** START THE DATA **

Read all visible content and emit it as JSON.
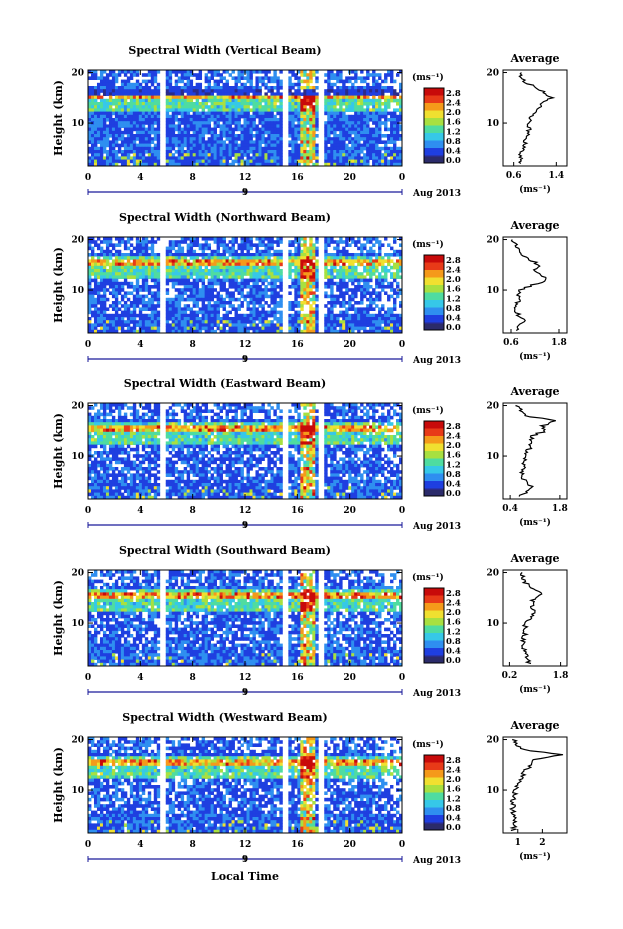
{
  "panels": [
    {
      "title": "Spectral Width (Vertical Beam)",
      "avg_xticks": [
        "0.6",
        "1.4"
      ],
      "avg_xrange": [
        0.4,
        1.6
      ]
    },
    {
      "title": "Spectral Width (Northward Beam)",
      "avg_xticks": [
        "0.6",
        "1.8"
      ],
      "avg_xrange": [
        0.4,
        2.0
      ]
    },
    {
      "title": "Spectral Width (Eastward Beam)",
      "avg_xticks": [
        "0.4",
        "1.8"
      ],
      "avg_xrange": [
        0.2,
        2.0
      ]
    },
    {
      "title": "Spectral Width (Southward Beam)",
      "avg_xticks": [
        "0.2",
        "1.8"
      ],
      "avg_xrange": [
        0.0,
        2.0
      ]
    },
    {
      "title": "Spectral Width (Westward Beam)",
      "avg_xticks": [
        "1",
        "2"
      ],
      "avg_xrange": [
        0.4,
        3.0
      ]
    }
  ],
  "common": {
    "ylabel": "Height (km)",
    "yticks": [
      "20",
      "10"
    ],
    "xticks": [
      "0",
      "4",
      "8",
      "12",
      "16",
      "20",
      "0"
    ],
    "date_tick": "9",
    "date_label": "Aug 2013",
    "unit": "(ms⁻¹)",
    "colorbar_ticks": [
      "2.8",
      "2.4",
      "2.0",
      "1.6",
      "1.2",
      "0.8",
      "0.4",
      "0.0"
    ],
    "avg_title": "Average",
    "avg_yticks": [
      "20",
      "10"
    ],
    "avg_xlabel": "(ms⁻¹)",
    "xlabel": "Local Time"
  },
  "chart_data": {
    "type": "heatmap",
    "x": {
      "label": "Local Time",
      "range": [
        0,
        24
      ],
      "unit": "h"
    },
    "y": {
      "label": "Height (km)",
      "range": [
        1.5,
        20.5
      ]
    },
    "z": {
      "label": "(ms⁻¹)",
      "range": [
        0.0,
        3.0
      ]
    },
    "gaps_hours": [
      [
        5.5,
        5.9
      ],
      [
        14.8,
        15.4
      ],
      [
        17.6,
        18.0
      ]
    ],
    "colors": [
      "#2b2b8a",
      "#1f3fe0",
      "#2f8ff0",
      "#36c8e8",
      "#4fdca0",
      "#a8e040",
      "#f0e030",
      "#f59a1a",
      "#e83a18",
      "#c80a0a"
    ],
    "average_profiles": [
      {
        "beam": "Vertical",
        "height_km": [
          2,
          4,
          6,
          8,
          10,
          12,
          14,
          15,
          16,
          17,
          18,
          20
        ],
        "width": [
          0.7,
          0.75,
          0.8,
          0.9,
          0.85,
          1.0,
          1.15,
          1.3,
          1.2,
          1.05,
          0.8,
          0.7
        ]
      },
      {
        "beam": "Northward",
        "height_km": [
          2,
          4,
          6,
          8,
          10,
          12,
          14,
          15,
          16,
          17,
          18,
          20
        ],
        "width": [
          0.7,
          0.9,
          0.7,
          0.8,
          0.8,
          1.5,
          1.2,
          1.3,
          1.1,
          0.8,
          0.8,
          0.6
        ]
      },
      {
        "beam": "Eastward",
        "height_km": [
          2,
          4,
          6,
          8,
          10,
          12,
          14,
          15,
          16,
          17,
          18,
          20
        ],
        "width": [
          0.7,
          1.0,
          0.7,
          0.8,
          0.8,
          1.0,
          1.0,
          1.4,
          1.3,
          1.7,
          0.8,
          0.6
        ]
      },
      {
        "beam": "Southward",
        "height_km": [
          2,
          4,
          6,
          8,
          10,
          12,
          14,
          15,
          16,
          17,
          18,
          20
        ],
        "width": [
          0.8,
          0.7,
          0.6,
          0.7,
          0.7,
          1.0,
          0.9,
          1.0,
          1.2,
          0.9,
          0.7,
          0.6
        ]
      },
      {
        "beam": "Westward",
        "height_km": [
          2,
          4,
          6,
          8,
          10,
          12,
          14,
          15,
          16,
          17,
          18,
          20
        ],
        "width": [
          0.8,
          0.9,
          0.8,
          0.8,
          0.9,
          1.1,
          1.3,
          1.6,
          1.7,
          2.8,
          1.2,
          0.8
        ]
      }
    ]
  }
}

** END THE DATA **

• TASK TO COMPLETE:
Say how many lines in the entries contain the string "Northward", and leave out everything else.

• COMPLETE RESPONSE:
2